Dataset listings of figures
• • • • • • •
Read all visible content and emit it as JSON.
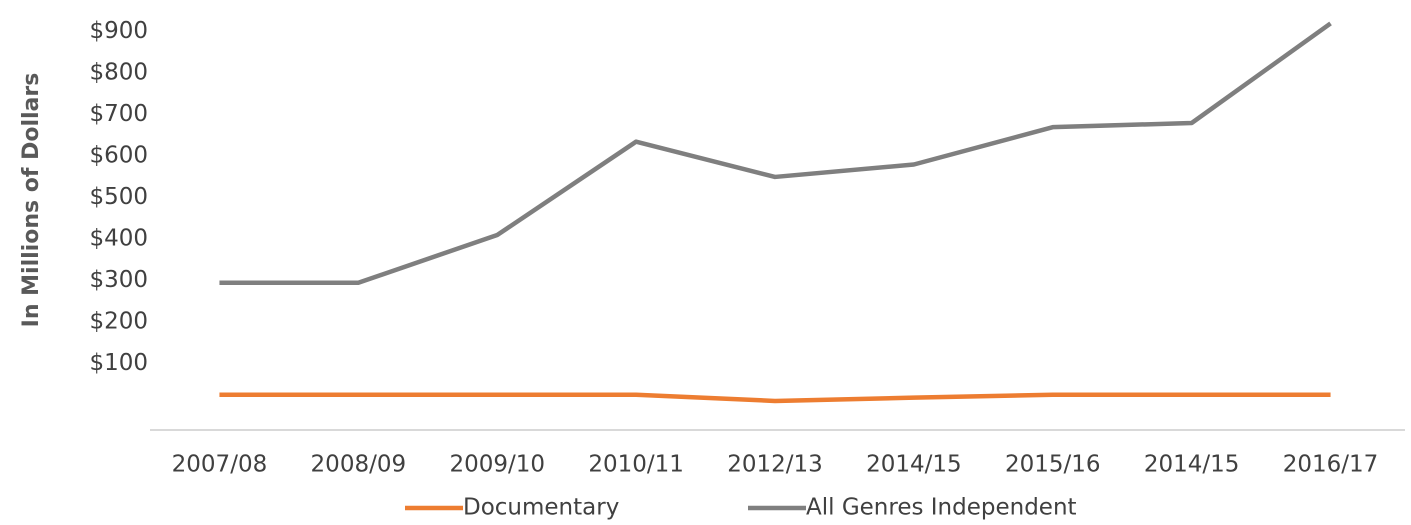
{
  "chart_data": {
    "type": "line",
    "y_axis_label": "In Millions of Dollars",
    "categories": [
      "2007/08",
      "2008/09",
      "2009/10",
      "2010/11",
      "2012/13",
      "2014/15",
      "2015/16",
      "2014/15",
      "2016/17"
    ],
    "series": [
      {
        "name": "Documentary",
        "color": "#ED7D31",
        "values": [
          25,
          25,
          25,
          25,
          10,
          18,
          25,
          25,
          25
        ]
      },
      {
        "name": "All Genres Independent",
        "color": "#7F7F7F",
        "values": [
          295,
          295,
          410,
          635,
          550,
          580,
          670,
          680,
          920
        ]
      }
    ],
    "ylim": [
      -60,
      950
    ],
    "yticks": [
      {
        "value": 100,
        "label": "$100"
      },
      {
        "value": 200,
        "label": "$200"
      },
      {
        "value": 300,
        "label": "$300"
      },
      {
        "value": 400,
        "label": "$400"
      },
      {
        "value": 500,
        "label": "$500"
      },
      {
        "value": 600,
        "label": "$600"
      },
      {
        "value": 700,
        "label": "$700"
      },
      {
        "value": 800,
        "label": "$800"
      },
      {
        "value": 900,
        "label": "$900"
      }
    ],
    "grid": false,
    "legend": "bottom"
  }
}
• • • • • • •
> [THE EXERCISE] Quote every line word for word and keep the images out of the copy.

> [RESPONSE]
Read all visible content and emit it as JSON.
{
  "chart_data": {
    "type": "line",
    "y_axis_label": "In Millions of Dollars",
    "categories": [
      "2007/08",
      "2008/09",
      "2009/10",
      "2010/11",
      "2012/13",
      "2014/15",
      "2015/16",
      "2014/15",
      "2016/17"
    ],
    "series": [
      {
        "name": "Documentary",
        "color": "#ED7D31",
        "values": [
          25,
          25,
          25,
          25,
          10,
          18,
          25,
          25,
          25
        ]
      },
      {
        "name": "All Genres Independent",
        "color": "#7F7F7F",
        "values": [
          295,
          295,
          410,
          635,
          550,
          580,
          670,
          680,
          920
        ]
      }
    ],
    "ylim": [
      -60,
      950
    ],
    "yticks": [
      {
        "value": 100,
        "label": "$100"
      },
      {
        "value": 200,
        "label": "$200"
      },
      {
        "value": 300,
        "label": "$300"
      },
      {
        "value": 400,
        "label": "$400"
      },
      {
        "value": 500,
        "label": "$500"
      },
      {
        "value": 600,
        "label": "$600"
      },
      {
        "value": 700,
        "label": "$700"
      },
      {
        "value": 800,
        "label": "$800"
      },
      {
        "value": 900,
        "label": "$900"
      }
    ],
    "grid": false,
    "legend": "bottom"
  }
}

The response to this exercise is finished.